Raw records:
● ● ●
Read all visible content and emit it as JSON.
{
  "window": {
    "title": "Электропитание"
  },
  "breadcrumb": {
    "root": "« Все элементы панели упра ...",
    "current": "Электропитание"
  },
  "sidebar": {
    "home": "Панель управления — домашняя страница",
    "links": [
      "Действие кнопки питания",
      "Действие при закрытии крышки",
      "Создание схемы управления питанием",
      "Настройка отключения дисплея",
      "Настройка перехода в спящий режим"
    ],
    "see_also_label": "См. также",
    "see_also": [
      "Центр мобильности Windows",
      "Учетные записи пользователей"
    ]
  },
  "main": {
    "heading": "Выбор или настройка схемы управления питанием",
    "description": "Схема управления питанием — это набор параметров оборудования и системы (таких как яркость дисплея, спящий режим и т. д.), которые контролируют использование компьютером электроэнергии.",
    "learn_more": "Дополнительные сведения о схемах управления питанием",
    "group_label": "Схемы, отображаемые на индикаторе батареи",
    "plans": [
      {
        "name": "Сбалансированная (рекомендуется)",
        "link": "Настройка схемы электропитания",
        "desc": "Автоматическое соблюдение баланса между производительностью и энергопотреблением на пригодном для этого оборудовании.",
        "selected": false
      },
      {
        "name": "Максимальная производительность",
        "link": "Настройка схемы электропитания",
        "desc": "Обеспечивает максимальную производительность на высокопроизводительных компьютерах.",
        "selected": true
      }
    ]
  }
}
● ● ●
Every entry should be printed again exactly as written.

Read all visible content and emit it as JSON.
{
  "window": {
    "title": "Электропитание"
  },
  "breadcrumb": {
    "root": "« Все элементы панели упра ...",
    "current": "Электропитание"
  },
  "sidebar": {
    "home": "Панель управления — домашняя страница",
    "links": [
      "Действие кнопки питания",
      "Действие при закрытии крышки",
      "Создание схемы управления питанием",
      "Настройка отключения дисплея",
      "Настройка перехода в спящий режим"
    ],
    "see_also_label": "См. также",
    "see_also": [
      "Центр мобильности Windows",
      "Учетные записи пользователей"
    ]
  },
  "main": {
    "heading": "Выбор или настройка схемы управления питанием",
    "description": "Схема управления питанием — это набор параметров оборудования и системы (таких как яркость дисплея, спящий режим и т. д.), которые контролируют использование компьютером электроэнергии.",
    "learn_more": "Дополнительные сведения о схемах управления питанием",
    "group_label": "Схемы, отображаемые на индикаторе батареи",
    "plans": [
      {
        "name": "Сбалансированная (рекомендуется)",
        "link": "Настройка схемы электропитания",
        "desc": "Автоматическое соблюдение баланса между производительностью и энергопотреблением на пригодном для этого оборудовании.",
        "selected": false
      },
      {
        "name": "Максимальная производительность",
        "link": "Настройка схемы электропитания",
        "desc": "Обеспечивает максимальную производительность на высокопроизводительных компьютерах.",
        "selected": true
      }
    ]
  }
}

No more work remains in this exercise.